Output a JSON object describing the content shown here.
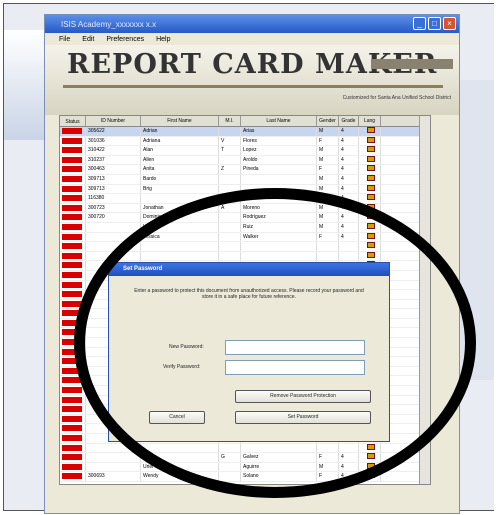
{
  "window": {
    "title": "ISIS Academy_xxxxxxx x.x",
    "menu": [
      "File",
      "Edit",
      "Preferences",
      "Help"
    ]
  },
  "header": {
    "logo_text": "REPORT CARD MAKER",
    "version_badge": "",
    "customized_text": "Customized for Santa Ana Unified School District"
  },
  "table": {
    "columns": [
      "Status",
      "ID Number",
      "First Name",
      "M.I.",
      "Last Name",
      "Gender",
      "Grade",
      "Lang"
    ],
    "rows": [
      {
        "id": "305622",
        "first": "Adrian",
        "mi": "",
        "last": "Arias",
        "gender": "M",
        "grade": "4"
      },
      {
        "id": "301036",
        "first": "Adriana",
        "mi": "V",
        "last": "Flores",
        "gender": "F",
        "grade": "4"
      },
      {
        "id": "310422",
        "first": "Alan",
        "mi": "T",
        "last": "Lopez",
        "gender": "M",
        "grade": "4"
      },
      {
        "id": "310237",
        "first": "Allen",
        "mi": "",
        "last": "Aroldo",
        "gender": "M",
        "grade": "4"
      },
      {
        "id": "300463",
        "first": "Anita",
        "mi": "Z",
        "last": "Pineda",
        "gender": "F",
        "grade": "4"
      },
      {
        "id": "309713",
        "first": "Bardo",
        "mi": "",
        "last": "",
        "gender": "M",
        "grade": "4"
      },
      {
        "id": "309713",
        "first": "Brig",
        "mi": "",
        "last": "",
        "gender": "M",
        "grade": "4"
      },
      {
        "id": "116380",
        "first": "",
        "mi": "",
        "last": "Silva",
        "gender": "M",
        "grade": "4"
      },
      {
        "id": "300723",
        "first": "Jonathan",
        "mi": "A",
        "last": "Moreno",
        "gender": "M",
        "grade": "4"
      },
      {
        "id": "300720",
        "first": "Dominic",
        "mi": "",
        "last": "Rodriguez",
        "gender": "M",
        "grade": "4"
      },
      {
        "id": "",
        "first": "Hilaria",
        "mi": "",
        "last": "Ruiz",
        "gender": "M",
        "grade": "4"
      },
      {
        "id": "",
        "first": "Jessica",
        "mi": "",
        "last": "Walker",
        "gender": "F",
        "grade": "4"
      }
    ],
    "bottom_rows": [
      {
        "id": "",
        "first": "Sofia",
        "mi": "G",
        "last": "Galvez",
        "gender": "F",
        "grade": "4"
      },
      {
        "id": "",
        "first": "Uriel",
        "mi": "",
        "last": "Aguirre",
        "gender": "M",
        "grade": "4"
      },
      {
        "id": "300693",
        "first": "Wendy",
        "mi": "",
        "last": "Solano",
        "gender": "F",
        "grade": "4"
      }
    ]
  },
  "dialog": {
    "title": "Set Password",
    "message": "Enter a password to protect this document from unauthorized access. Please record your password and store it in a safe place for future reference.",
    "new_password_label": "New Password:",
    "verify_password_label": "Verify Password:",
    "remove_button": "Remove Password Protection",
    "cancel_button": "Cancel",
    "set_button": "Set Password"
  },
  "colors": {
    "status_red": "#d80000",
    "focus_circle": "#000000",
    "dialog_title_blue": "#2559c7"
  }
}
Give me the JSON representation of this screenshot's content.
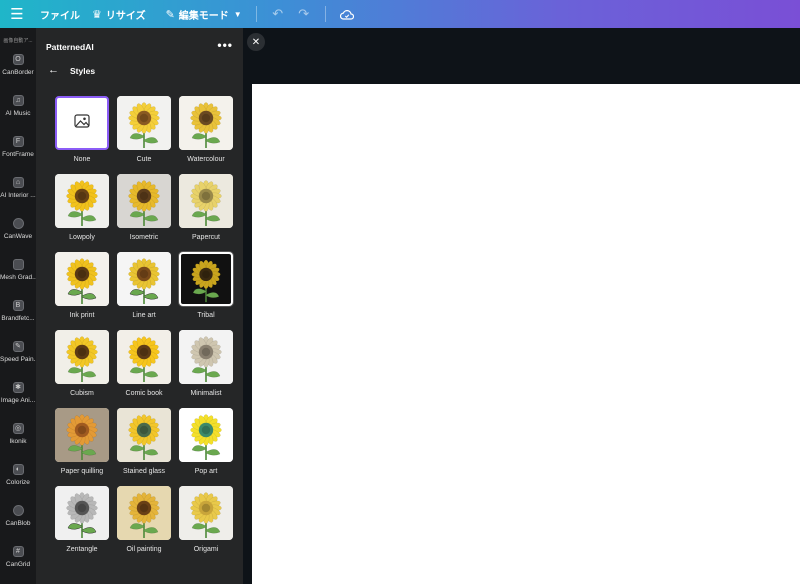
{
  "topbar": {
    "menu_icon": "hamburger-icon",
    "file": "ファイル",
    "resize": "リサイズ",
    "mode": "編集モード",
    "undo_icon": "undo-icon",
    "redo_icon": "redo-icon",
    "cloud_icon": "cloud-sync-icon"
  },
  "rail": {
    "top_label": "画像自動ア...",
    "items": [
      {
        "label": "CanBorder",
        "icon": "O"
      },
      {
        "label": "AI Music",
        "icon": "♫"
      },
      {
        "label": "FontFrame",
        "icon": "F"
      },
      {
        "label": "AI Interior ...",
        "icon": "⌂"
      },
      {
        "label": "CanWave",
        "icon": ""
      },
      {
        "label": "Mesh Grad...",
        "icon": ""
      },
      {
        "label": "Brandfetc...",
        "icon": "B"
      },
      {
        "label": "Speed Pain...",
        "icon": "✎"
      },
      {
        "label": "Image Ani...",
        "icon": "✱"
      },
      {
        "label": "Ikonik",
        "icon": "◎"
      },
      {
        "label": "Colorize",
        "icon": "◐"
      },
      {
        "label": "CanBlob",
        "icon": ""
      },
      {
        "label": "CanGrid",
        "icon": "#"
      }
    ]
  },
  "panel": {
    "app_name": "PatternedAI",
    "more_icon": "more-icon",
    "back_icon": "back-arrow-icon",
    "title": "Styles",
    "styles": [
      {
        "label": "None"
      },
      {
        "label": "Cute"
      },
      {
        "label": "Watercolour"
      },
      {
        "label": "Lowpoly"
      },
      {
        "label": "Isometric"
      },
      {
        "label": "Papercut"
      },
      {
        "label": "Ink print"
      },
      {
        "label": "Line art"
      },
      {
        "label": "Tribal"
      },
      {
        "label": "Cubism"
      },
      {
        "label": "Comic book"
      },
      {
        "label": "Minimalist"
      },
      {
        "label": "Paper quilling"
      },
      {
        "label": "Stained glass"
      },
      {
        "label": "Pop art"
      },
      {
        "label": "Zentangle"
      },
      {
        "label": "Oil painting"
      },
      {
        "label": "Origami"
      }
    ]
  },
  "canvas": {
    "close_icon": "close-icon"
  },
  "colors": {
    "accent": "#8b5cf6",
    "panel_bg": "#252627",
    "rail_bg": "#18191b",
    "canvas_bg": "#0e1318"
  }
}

-=-=-

Extract, from the listing above, every line where the string "content" occurs.

* _WRITTEN REPLY_:
Output a JSON object describing the content shown here.
Give me the JSON representation of this screenshot's content.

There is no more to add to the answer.